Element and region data
# # # #
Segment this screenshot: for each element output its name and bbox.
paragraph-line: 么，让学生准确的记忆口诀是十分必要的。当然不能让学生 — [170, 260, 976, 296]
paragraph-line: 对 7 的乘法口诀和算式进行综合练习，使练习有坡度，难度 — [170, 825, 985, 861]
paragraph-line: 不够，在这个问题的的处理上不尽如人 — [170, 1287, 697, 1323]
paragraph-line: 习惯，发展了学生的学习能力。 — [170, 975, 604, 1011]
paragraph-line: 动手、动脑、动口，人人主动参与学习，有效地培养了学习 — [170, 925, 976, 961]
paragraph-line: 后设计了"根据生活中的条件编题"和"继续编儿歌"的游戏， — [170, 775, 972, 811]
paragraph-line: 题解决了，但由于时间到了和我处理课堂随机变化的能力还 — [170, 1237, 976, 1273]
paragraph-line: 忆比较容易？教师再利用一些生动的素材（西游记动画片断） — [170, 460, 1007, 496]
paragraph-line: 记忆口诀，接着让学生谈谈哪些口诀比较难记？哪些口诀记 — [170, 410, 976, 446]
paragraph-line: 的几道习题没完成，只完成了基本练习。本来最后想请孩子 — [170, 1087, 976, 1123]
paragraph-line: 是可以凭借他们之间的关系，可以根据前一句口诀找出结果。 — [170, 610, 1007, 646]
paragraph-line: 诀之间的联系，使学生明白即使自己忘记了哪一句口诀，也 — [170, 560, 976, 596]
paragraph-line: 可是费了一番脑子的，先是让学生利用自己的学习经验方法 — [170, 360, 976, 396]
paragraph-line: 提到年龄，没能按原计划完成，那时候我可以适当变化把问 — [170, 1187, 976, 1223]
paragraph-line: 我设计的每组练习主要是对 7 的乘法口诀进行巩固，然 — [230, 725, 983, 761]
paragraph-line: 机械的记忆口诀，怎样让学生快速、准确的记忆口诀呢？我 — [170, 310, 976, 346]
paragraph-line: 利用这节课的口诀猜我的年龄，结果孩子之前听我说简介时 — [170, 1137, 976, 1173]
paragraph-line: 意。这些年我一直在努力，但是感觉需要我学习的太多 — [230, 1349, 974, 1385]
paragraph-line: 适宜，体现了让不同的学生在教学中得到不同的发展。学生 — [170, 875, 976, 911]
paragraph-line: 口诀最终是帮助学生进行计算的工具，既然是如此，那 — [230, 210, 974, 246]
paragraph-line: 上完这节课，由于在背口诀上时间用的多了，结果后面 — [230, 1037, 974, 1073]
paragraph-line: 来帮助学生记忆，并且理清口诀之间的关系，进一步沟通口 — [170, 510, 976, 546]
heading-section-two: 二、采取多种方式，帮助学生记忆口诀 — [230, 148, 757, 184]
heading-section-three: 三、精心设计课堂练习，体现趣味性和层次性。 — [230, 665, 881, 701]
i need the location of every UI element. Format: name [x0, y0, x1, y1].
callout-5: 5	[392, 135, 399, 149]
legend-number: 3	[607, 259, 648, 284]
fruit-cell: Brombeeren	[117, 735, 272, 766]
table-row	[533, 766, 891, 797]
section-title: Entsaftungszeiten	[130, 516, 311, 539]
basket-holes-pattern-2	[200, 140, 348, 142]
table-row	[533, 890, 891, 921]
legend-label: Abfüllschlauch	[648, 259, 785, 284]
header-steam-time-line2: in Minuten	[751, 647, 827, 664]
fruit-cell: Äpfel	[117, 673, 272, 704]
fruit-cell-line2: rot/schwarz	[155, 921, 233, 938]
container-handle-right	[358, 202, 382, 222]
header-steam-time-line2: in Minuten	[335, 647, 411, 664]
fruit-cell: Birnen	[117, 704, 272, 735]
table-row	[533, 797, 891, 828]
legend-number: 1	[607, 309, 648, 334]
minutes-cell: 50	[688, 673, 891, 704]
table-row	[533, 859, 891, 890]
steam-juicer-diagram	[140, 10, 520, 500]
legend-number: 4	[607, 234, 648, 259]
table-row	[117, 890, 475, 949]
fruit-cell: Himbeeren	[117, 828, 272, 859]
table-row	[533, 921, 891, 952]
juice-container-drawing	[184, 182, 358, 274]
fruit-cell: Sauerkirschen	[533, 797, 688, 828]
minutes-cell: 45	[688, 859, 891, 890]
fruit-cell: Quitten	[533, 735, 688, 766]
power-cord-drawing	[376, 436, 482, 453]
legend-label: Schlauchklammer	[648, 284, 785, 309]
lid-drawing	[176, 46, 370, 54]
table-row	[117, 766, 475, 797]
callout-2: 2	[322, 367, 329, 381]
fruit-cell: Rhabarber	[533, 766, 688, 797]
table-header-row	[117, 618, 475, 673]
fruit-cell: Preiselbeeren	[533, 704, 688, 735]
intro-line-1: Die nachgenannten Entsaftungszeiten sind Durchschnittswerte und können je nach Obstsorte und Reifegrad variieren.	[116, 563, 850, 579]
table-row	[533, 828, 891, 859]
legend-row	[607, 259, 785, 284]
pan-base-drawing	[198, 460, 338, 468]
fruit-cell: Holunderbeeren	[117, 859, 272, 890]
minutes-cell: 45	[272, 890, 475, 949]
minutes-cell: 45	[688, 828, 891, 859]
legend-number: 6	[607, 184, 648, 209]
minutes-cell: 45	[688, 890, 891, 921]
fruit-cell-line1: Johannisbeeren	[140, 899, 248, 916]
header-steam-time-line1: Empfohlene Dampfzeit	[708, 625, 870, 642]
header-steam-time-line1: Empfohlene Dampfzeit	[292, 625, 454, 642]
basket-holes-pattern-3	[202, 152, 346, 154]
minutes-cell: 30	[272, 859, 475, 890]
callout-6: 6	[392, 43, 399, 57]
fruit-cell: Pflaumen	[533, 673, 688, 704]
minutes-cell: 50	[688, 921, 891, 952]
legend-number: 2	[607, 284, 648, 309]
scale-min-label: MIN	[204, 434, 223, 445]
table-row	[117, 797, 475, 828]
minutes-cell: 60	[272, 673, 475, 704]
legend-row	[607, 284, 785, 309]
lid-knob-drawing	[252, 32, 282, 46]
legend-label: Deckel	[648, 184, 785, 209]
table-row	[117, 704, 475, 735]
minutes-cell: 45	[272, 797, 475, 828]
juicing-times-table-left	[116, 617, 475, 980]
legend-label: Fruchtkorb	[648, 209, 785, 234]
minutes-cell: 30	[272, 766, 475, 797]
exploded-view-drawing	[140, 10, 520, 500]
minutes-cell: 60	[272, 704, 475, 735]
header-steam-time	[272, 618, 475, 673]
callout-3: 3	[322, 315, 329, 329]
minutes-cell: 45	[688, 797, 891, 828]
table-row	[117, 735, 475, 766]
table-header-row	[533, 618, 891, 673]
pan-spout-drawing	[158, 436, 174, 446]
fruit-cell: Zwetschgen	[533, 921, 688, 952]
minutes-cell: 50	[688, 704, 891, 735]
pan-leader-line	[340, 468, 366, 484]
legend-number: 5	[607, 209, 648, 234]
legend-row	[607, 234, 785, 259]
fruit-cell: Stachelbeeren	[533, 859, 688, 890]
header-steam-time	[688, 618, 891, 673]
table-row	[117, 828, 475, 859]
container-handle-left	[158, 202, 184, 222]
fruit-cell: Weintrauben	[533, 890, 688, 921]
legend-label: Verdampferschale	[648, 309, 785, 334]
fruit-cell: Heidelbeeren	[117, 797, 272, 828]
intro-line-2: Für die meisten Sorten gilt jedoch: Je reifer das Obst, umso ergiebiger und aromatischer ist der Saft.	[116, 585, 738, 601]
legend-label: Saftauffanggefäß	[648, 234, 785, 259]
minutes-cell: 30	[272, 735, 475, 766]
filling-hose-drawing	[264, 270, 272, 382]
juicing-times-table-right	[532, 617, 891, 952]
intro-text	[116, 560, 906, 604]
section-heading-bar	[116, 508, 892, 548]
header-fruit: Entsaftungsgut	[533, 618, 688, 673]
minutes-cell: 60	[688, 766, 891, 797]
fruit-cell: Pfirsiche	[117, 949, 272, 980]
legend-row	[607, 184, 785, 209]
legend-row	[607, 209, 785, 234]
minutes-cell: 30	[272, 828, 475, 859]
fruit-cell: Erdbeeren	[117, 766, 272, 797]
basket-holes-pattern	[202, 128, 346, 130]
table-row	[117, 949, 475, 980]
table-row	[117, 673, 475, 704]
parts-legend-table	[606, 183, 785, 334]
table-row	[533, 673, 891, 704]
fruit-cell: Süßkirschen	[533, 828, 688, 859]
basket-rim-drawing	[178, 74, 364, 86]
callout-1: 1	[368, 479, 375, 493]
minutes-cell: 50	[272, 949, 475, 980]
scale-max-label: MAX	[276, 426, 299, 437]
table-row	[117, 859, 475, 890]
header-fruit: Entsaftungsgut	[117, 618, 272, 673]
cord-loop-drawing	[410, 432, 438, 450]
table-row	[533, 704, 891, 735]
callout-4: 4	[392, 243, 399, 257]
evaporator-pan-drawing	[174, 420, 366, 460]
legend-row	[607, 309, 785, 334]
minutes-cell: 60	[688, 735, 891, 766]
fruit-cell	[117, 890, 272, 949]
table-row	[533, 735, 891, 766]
# # # #
YOUR OBJECTIVE:
Put the entries into a JSON list of strings with one string per line, covering everything from the start of the entries through the line containing "paragraph-line: 的几道习题没完成，只完成了基本练习。本来最后想请孩子 —", both ends included. Leave out blank lines.

FINISHED TASK:
[
  "Segment this screenshot: for each element output its name and bbox.",
  "paragraph-line: 么，让学生准确的记忆口诀是十分必要的。当然不能让学生 — [170, 260, 976, 296]",
  "paragraph-line: 对 7 的乘法口诀和算式进行综合练习，使练习有坡度，难度 — [170, 825, 985, 861]",
  "paragraph-line: 不够，在这个问题的的处理上不尽如人 — [170, 1287, 697, 1323]",
  "paragraph-line: 习惯，发展了学生的学习能力。 — [170, 975, 604, 1011]",
  "paragraph-line: 动手、动脑、动口，人人主动参与学习，有效地培养了学习 — [170, 925, 976, 961]",
  "paragraph-line: 后设计了\"根据生活中的条件编题\"和\"继续编儿歌\"的游戏， — [170, 775, 972, 811]",
  "paragraph-line: 题解决了，但由于时间到了和我处理课堂随机变化的能力还 — [170, 1237, 976, 1273]",
  "paragraph-line: 忆比较容易？教师再利用一些生动的素材（西游记动画片断） — [170, 460, 1007, 496]",
  "paragraph-line: 记忆口诀，接着让学生谈谈哪些口诀比较难记？哪些口诀记 — [170, 410, 976, 446]",
  "paragraph-line: 的几道习题没完成，只完成了基本练习。本来最后想请孩子 — [170, 1087, 976, 1123]"
]